Data items:
"""
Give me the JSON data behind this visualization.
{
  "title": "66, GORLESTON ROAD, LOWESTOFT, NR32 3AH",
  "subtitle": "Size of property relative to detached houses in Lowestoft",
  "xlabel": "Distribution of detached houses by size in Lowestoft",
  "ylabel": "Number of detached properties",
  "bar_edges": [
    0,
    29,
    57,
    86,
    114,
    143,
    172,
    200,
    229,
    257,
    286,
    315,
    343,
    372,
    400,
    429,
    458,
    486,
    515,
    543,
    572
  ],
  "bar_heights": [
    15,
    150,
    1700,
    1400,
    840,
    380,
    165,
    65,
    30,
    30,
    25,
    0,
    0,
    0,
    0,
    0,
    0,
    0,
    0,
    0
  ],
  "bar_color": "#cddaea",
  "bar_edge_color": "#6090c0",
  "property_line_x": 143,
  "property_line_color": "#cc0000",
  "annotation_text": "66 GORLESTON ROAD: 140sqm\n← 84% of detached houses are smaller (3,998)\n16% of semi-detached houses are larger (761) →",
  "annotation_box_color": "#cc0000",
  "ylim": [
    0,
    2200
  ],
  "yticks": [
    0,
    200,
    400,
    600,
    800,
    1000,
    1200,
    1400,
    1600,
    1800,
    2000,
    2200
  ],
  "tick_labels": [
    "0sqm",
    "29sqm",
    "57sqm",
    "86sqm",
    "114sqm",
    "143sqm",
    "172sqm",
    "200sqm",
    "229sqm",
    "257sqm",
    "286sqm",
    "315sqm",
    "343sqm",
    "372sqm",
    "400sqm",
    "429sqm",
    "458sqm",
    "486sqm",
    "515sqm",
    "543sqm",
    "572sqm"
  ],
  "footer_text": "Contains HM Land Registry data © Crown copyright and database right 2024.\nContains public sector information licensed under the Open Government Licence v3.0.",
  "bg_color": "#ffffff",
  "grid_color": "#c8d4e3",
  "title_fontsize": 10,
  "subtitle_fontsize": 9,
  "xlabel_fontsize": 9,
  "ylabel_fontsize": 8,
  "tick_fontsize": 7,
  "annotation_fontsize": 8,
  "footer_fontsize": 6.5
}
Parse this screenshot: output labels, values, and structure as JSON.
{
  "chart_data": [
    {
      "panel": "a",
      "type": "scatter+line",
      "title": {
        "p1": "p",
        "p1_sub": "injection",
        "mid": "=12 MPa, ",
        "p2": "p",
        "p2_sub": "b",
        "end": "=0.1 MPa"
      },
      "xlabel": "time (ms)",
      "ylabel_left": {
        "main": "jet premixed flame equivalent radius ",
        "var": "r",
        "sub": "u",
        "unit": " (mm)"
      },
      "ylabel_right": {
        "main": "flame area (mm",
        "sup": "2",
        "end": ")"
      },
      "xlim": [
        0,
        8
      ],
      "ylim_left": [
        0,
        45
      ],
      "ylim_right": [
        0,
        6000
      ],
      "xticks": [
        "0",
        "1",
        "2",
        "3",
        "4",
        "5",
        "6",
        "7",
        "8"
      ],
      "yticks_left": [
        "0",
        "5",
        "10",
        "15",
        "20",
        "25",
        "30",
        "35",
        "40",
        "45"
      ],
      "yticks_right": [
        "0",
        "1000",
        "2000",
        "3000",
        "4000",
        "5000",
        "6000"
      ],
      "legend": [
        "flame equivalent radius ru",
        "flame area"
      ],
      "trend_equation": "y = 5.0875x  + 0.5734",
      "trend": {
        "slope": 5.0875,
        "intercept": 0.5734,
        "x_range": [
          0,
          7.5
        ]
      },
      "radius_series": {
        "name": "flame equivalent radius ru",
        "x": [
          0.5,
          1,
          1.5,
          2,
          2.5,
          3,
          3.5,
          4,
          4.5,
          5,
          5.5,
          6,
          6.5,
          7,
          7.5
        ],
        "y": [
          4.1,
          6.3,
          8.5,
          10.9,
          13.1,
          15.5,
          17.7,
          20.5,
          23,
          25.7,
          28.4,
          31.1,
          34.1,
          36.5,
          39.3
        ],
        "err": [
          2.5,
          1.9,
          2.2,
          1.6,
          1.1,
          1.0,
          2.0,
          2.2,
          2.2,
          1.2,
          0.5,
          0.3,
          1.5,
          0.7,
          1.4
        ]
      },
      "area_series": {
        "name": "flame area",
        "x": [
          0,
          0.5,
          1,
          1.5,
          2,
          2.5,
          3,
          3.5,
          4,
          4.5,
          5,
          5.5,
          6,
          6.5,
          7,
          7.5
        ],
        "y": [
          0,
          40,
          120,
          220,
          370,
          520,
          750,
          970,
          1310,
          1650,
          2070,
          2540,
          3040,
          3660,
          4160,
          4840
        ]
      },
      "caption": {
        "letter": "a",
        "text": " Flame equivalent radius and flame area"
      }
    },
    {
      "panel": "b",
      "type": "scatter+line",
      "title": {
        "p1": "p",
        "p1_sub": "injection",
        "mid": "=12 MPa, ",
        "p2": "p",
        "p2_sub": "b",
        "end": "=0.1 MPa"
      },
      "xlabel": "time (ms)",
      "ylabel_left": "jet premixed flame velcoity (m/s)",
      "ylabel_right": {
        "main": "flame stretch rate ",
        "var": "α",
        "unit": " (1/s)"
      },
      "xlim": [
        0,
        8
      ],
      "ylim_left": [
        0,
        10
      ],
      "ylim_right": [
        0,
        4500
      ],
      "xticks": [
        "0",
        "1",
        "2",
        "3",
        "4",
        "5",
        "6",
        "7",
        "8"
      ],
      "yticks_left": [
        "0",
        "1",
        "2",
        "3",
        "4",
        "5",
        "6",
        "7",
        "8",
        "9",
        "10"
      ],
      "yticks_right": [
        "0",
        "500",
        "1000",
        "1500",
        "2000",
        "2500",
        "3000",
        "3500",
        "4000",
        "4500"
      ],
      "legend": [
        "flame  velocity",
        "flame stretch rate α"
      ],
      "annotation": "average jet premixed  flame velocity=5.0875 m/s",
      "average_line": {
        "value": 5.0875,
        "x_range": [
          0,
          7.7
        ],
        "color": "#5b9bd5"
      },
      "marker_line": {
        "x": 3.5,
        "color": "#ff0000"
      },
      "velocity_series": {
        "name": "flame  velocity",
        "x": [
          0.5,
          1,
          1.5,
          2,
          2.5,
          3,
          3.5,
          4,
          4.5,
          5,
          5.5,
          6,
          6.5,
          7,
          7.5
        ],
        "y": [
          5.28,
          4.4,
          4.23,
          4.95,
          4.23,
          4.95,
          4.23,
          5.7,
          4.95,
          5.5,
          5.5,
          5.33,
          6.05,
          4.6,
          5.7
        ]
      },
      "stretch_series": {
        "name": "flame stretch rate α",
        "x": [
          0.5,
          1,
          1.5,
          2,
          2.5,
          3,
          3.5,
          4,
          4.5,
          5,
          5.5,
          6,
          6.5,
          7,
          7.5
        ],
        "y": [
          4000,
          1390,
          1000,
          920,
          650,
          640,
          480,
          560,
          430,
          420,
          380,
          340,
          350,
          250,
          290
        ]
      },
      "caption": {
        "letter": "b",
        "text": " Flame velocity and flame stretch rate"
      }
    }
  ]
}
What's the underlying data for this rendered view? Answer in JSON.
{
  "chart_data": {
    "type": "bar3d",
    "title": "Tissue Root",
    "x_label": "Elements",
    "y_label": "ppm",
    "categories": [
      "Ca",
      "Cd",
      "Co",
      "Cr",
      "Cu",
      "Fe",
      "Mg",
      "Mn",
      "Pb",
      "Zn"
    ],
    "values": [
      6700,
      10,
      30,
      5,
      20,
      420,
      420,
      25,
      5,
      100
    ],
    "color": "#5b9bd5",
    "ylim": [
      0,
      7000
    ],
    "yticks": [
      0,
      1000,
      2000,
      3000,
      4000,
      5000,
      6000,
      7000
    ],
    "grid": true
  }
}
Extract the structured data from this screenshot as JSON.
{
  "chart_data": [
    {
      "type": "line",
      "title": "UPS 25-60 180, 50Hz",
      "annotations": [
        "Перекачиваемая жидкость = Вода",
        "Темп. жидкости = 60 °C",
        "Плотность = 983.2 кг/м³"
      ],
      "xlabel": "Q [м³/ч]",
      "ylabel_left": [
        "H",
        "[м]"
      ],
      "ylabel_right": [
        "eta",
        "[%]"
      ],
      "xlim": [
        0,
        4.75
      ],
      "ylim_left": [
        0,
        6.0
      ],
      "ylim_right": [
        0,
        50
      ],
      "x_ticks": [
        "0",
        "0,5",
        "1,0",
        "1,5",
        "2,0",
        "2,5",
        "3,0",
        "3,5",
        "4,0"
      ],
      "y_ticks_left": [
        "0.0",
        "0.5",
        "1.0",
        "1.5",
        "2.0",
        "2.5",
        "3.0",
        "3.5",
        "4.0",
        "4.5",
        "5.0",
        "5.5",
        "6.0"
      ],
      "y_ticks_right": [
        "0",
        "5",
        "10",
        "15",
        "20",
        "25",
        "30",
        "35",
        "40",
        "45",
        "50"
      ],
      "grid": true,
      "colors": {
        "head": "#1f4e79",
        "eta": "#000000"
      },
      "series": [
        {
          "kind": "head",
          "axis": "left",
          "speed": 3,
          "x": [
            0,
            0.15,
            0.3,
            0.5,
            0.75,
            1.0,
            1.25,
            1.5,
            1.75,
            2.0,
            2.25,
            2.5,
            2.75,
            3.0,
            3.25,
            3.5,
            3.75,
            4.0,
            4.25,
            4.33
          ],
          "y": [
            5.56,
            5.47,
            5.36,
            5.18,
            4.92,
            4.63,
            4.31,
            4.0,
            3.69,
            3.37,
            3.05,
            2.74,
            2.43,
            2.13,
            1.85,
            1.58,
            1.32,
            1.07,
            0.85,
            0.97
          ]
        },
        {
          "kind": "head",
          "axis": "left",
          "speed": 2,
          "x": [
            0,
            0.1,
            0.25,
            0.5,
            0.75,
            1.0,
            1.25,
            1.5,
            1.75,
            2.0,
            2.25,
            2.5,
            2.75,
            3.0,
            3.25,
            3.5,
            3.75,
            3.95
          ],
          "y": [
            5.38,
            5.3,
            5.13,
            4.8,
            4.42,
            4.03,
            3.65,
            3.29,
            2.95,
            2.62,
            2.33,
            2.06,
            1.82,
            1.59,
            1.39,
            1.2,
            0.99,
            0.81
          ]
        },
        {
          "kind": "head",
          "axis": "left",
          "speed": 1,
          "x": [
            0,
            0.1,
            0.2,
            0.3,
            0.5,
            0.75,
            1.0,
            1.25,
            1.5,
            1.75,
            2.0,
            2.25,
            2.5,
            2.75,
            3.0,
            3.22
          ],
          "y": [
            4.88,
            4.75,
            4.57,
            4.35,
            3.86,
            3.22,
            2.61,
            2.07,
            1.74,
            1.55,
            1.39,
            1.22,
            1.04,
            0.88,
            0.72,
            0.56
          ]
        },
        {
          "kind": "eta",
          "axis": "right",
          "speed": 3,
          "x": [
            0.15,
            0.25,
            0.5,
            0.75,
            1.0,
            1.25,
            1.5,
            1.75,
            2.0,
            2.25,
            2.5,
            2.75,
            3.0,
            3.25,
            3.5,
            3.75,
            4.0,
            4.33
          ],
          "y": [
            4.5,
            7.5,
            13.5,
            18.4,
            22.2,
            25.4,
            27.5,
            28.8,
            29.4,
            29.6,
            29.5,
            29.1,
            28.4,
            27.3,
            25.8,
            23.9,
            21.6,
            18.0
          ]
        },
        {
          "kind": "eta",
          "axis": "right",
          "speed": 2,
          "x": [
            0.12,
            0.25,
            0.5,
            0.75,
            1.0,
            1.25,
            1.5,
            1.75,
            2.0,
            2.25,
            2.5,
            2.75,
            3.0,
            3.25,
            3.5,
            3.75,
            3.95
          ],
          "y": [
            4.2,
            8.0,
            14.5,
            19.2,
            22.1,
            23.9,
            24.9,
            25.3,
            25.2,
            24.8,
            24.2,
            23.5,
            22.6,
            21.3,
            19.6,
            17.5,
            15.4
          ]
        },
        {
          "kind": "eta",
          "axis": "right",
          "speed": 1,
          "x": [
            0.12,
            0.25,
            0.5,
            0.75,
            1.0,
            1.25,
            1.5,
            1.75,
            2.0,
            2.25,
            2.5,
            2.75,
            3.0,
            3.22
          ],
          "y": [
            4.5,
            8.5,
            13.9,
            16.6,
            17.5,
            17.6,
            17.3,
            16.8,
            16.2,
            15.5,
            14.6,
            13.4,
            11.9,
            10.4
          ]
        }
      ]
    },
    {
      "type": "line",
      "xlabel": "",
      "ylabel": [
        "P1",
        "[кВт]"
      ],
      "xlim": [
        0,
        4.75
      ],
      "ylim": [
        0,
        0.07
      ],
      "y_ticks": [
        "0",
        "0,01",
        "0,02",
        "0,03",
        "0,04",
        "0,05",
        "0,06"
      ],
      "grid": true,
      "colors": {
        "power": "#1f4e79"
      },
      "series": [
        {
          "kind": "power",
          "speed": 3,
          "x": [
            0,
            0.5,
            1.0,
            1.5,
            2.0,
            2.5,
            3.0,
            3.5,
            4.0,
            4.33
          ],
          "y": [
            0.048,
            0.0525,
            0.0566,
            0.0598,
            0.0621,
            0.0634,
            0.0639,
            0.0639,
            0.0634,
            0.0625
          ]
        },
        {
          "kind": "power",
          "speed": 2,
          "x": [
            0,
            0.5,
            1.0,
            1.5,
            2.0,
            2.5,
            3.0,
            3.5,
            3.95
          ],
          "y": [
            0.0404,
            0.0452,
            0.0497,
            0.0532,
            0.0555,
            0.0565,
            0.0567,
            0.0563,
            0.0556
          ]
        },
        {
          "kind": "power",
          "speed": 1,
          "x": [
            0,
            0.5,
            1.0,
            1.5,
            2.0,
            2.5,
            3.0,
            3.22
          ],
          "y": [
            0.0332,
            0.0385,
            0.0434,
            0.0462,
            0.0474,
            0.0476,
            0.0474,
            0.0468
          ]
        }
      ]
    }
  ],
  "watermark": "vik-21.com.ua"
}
"""
§ What to work on
Identify and list each line with the word "this".

§ Task result
Give me the JSON data behind this visualization.
Parse this screenshot: output labels, values, and structure as JSON.
What's the underlying data for this rendered view? Answer in JSON.
Extract the structured data from this screenshot as JSON.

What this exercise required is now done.